## [Task instructions]
Copy down all of the data underneath, exactly as shown.

## [Available data]
==*==
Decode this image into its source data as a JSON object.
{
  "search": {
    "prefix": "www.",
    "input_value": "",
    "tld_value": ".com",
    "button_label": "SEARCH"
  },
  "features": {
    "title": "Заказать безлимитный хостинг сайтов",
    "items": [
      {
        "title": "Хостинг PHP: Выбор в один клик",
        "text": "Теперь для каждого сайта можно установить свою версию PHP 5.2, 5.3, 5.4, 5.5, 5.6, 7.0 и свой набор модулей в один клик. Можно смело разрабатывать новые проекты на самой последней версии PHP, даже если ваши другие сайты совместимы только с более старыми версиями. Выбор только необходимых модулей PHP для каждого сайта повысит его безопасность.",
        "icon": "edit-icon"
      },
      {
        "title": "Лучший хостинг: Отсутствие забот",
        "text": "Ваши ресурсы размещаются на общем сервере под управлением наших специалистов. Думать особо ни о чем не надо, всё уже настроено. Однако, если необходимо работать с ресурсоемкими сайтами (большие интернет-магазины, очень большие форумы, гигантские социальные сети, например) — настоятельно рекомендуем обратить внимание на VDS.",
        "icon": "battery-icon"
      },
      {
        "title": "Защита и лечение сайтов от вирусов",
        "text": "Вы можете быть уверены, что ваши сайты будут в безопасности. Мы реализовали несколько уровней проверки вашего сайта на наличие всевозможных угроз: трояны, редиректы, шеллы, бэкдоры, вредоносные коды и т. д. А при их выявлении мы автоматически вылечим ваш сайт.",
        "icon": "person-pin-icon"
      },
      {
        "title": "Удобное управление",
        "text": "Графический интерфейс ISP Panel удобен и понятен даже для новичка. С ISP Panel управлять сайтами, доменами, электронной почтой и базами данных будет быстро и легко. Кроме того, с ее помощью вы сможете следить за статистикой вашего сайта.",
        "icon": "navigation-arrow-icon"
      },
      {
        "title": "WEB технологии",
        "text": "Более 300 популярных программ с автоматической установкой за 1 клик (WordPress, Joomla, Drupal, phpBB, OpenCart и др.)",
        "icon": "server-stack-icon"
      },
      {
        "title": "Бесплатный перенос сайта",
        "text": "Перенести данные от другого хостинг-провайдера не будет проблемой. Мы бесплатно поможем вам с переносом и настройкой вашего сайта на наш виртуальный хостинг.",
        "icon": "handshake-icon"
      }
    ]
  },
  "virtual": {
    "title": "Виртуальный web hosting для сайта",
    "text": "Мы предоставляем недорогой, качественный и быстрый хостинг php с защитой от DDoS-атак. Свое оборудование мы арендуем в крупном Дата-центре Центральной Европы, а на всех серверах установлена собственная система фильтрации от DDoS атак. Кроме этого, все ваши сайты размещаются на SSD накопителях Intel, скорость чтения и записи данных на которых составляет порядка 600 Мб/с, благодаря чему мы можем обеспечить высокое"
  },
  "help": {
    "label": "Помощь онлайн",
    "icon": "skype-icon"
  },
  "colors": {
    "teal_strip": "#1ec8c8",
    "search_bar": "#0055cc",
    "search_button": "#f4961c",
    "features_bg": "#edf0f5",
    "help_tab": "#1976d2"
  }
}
==*==
## [Full solution]
Decode this image into its source data as a JSON object.
{
  "search": {
    "prefix": "www.",
    "input_value": "",
    "tld_value": ".com",
    "button_label": "SEARCH"
  },
  "features": {
    "title": "Заказать безлимитный хостинг сайтов",
    "items": [
      {
        "title": "Хостинг PHP: Выбор в один клик",
        "text": "Теперь для каждого сайта можно установить свою версию PHP 5.2, 5.3, 5.4, 5.5, 5.6, 7.0 и свой набор модулей в один клик. Можно смело разрабатывать новые проекты на самой последней версии PHP, даже если ваши другие сайты совместимы только с более старыми версиями. Выбор только необходимых модулей PHP для каждого сайта повысит его безопасность.",
        "icon": "edit-icon"
      },
      {
        "title": "Лучший хостинг: Отсутствие забот",
        "text": "Ваши ресурсы размещаются на общем сервере под управлением наших специалистов. Думать особо ни о чем не надо, всё уже настроено. Однако, если необходимо работать с ресурсоемкими сайтами (большие интернет-магазины, очень большие форумы, гигантские социальные сети, например) — настоятельно рекомендуем обратить внимание на VDS.",
        "icon": "battery-icon"
      },
      {
        "title": "Защита и лечение сайтов от вирусов",
        "text": "Вы можете быть уверены, что ваши сайты будут в безопасности. Мы реализовали несколько уровней проверки вашего сайта на наличие всевозможных угроз: трояны, редиректы, шеллы, бэкдоры, вредоносные коды и т. д. А при их выявлении мы автоматически вылечим ваш сайт.",
        "icon": "person-pin-icon"
      },
      {
        "title": "Удобное управление",
        "text": "Графический интерфейс ISP Panel удобен и понятен даже для новичка. С ISP Panel управлять сайтами, доменами, электронной почтой и базами данных будет быстро и легко. Кроме того, с ее помощью вы сможете следить за статистикой вашего сайта.",
        "icon": "navigation-arrow-icon"
      },
      {
        "title": "WEB технологии",
        "text": "Более 300 популярных программ с автоматической установкой за 1 клик (WordPress, Joomla, Drupal, phpBB, OpenCart и др.)",
        "icon": "server-stack-icon"
      },
      {
        "title": "Бесплатный перенос сайта",
        "text": "Перенести данные от другого хостинг-провайдера не будет проблемой. Мы бесплатно поможем вам с переносом и настройкой вашего сайта на наш виртуальный хостинг.",
        "icon": "handshake-icon"
      }
    ]
  },
  "virtual": {
    "title": "Виртуальный web hosting для сайта",
    "text": "Мы предоставляем недорогой, качественный и быстрый хостинг php с защитой от DDoS-атак. Свое оборудование мы арендуем в крупном Дата-центре Центральной Европы, а на всех серверах установлена собственная система фильтрации от DDoS атак. Кроме этого, все ваши сайты размещаются на SSD накопителях Intel, скорость чтения и записи данных на которых составляет порядка 600 Мб/с, благодаря чему мы можем обеспечить высокое"
  },
  "help": {
    "label": "Помощь онлайн",
    "icon": "skype-icon"
  },
  "colors": {
    "teal_strip": "#1ec8c8",
    "search_bar": "#0055cc",
    "search_button": "#f4961c",
    "features_bg": "#edf0f5",
    "help_tab": "#1976d2"
  }
}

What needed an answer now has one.